# Cat meowing outside bedroom door every morning.



## Mapper71 (Sep 16, 2009)

One of our cats is extremely vocal. She is just over 1 year old and is an absolute sweetheart, but if we kick her out of the bedroom, she will sit outside our door meowing to get back in and sometimes scratch at the door. She runs into the room at night before we shut the door and we let her stay, although it usually takes a bit for her to calm down. She'll sleep until around 2AM or so and then start walking all over us and trying to get comfortable and usually at that point we have to kick her out because she won't settle down. She'll go out and be just fine until I get up around 6AM and feed them. However, right after we feed her she'll want back in the bedroom. That's fine if we are both up, but I am the first one up in the morning while my husband doesn't get up for about another 1-1 1/2 hours so I keep the bedroom door shut, but she won't stop meowing even if I'm out there with her. The meowing keeps my husband up and if I let her in the room, she'll keep him up by walking all over him.

Is there anything we can do to calm her down and make her stop? None of our other cats do that.


----------



## elber (Nov 6, 2015)

My cat Auglaize used to do this when we first adopted her, and she was about the same age. We placed a Sentry Calming Collar around her neck every night so she would stop running around and go to sleep - we finally got a full night's sleep and she rarely wakes us up anymore. 

I'm not sure what to do about keeping her in one room, though. We've always left our bedroom door cracked so Auglaize can come and go throughout the night. Usually she sleeps by my husband's feet, but some mornings I'll go downstairs and find she used the litter box while we were sleeping.


----------



## Arianwen (Jun 3, 2012)

I get woken at some point most nights but I think it settles down over time and becomes more intermittent.


----------



## Mapper71 (Sep 16, 2009)

elber said:


> My cat Auglaize used to do this when we first adopted her, and she was about the same age. We placed a Sentry Calming Collar around her neck every night so she would stop running around and go to sleep - we finally got a full night's sleep and she rarely wakes us up anymore.
> 
> I'm not sure what to do about keeping her in one room, though. We've always left our bedroom door cracked so Auglaize can come and go throughout the night. Usually she sleeps by my husband's feet, but some mornings I'll go downstairs and find she used the litter box while we were sleeping.


The thing is, I don't think she's stressed, I think she just REALLY wants to be on the bed because that's where she is a lot during the day and that's where we are at night.


----------



## LakotaWolf (Aug 10, 2012)

You could always try a collar as Elber suggested, or something like a Feliway diffuser in the hallway outside your bedroom. I know it isn't really a "bad behavior" reason why she wants in the bedroom, but Feliway could help her chill out when she does get kicked out.


----------



## catloverami (Jul 5, 2010)

I've always needed a good night's sleep to function well the next day, so I don't let my cats sleep with me, only for short late afternoon naps. It's their routine to go to a different room for the night.....and then you aren't bothered by those insistent ones who want to scratch at the bedroom door even tho they know I'm not going to let them in. They get an evening snack just before I go to bed and it's their routine to run into their room for the night and eat their snack. _Have to be consistent and ignore any howling pleas_ to be let of their room tho. Meowing will stop after a while when they find it doesn't get their door opened. This has worked for me for many years.


----------

▶ **Task objective**
Could you write out the cat thread again from "## LakotaWolf (Aug" through "get kicked out.", swapping "hallway" for "corridor"? The lines that come next have no connection to the cat thread.

▶ **Source excerpt**
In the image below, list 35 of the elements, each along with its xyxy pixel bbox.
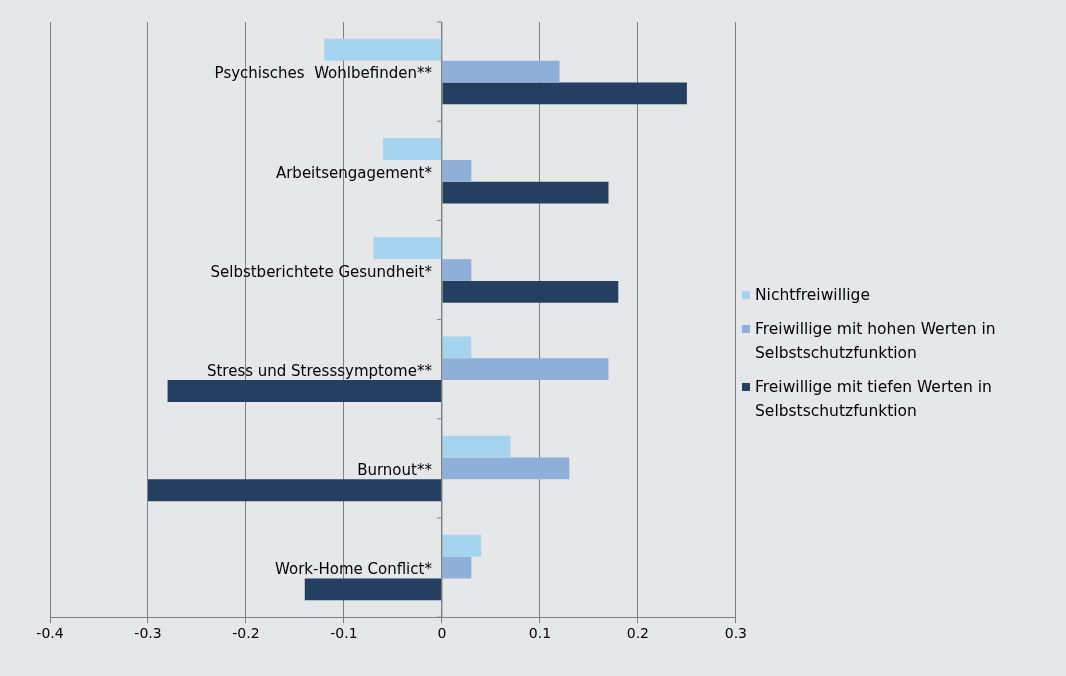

▶ **Result of the exercise**
## LakotaWolf (Aug 10, 2012)

You could always try a collar as Elber suggested, or something like a Feliway diffuser in the corridor outside your bedroom. I know it isn't really a "bad behavior" reason why she wants in the bedroom, but Feliway could help her chill out when she does get kicked out.